--- begin Source data ---

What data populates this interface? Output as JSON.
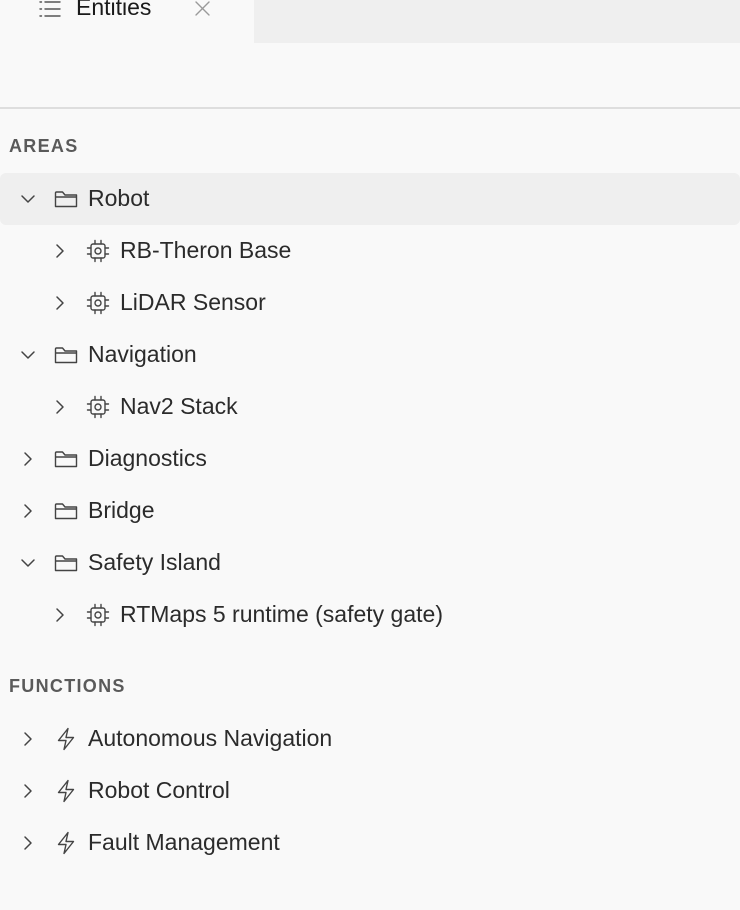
{
  "tab": {
    "label": "Entities",
    "list_icon": "list-icon",
    "close_icon": "close-icon"
  },
  "sections": {
    "areas_title": "AREAS",
    "functions_title": "FUNCTIONS"
  },
  "tree": {
    "areas": [
      {
        "label": "Robot",
        "type": "area",
        "expanded": true,
        "selected": true,
        "icon": "folder-icon"
      },
      {
        "label": "RB-Theron Base",
        "type": "component",
        "expanded": false,
        "icon": "chip-icon"
      },
      {
        "label": "LiDAR Sensor",
        "type": "component",
        "expanded": false,
        "icon": "chip-icon"
      },
      {
        "label": "Navigation",
        "type": "area",
        "expanded": true,
        "icon": "folder-icon"
      },
      {
        "label": "Nav2 Stack",
        "type": "component",
        "expanded": false,
        "icon": "chip-icon"
      },
      {
        "label": "Diagnostics",
        "type": "area",
        "expanded": false,
        "icon": "folder-icon"
      },
      {
        "label": "Bridge",
        "type": "area",
        "expanded": false,
        "icon": "folder-icon"
      },
      {
        "label": "Safety Island",
        "type": "area",
        "expanded": true,
        "icon": "folder-icon"
      },
      {
        "label": "RTMaps 5 runtime (safety gate)",
        "type": "component",
        "expanded": false,
        "icon": "chip-icon"
      }
    ],
    "functions": [
      {
        "label": "Autonomous Navigation",
        "expanded": false,
        "icon": "lightning-icon"
      },
      {
        "label": "Robot Control",
        "expanded": false,
        "icon": "lightning-icon"
      },
      {
        "label": "Fault Management",
        "expanded": false,
        "icon": "lightning-icon"
      }
    ]
  }
}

--- end Source data ---

Exercise requirements: Copy the entries above faithfully and omit every image.

Task answer:
What data populates this interface? Output as JSON.
{
  "tab": {
    "label": "Entities",
    "list_icon": "list-icon",
    "close_icon": "close-icon"
  },
  "sections": {
    "areas_title": "AREAS",
    "functions_title": "FUNCTIONS"
  },
  "tree": {
    "areas": [
      {
        "label": "Robot",
        "type": "area",
        "expanded": true,
        "selected": true,
        "icon": "folder-icon"
      },
      {
        "label": "RB-Theron Base",
        "type": "component",
        "expanded": false,
        "icon": "chip-icon"
      },
      {
        "label": "LiDAR Sensor",
        "type": "component",
        "expanded": false,
        "icon": "chip-icon"
      },
      {
        "label": "Navigation",
        "type": "area",
        "expanded": true,
        "icon": "folder-icon"
      },
      {
        "label": "Nav2 Stack",
        "type": "component",
        "expanded": false,
        "icon": "chip-icon"
      },
      {
        "label": "Diagnostics",
        "type": "area",
        "expanded": false,
        "icon": "folder-icon"
      },
      {
        "label": "Bridge",
        "type": "area",
        "expanded": false,
        "icon": "folder-icon"
      },
      {
        "label": "Safety Island",
        "type": "area",
        "expanded": true,
        "icon": "folder-icon"
      },
      {
        "label": "RTMaps 5 runtime (safety gate)",
        "type": "component",
        "expanded": false,
        "icon": "chip-icon"
      }
    ],
    "functions": [
      {
        "label": "Autonomous Navigation",
        "expanded": false,
        "icon": "lightning-icon"
      },
      {
        "label": "Robot Control",
        "expanded": false,
        "icon": "lightning-icon"
      },
      {
        "label": "Fault Management",
        "expanded": false,
        "icon": "lightning-icon"
      }
    ]
  }
}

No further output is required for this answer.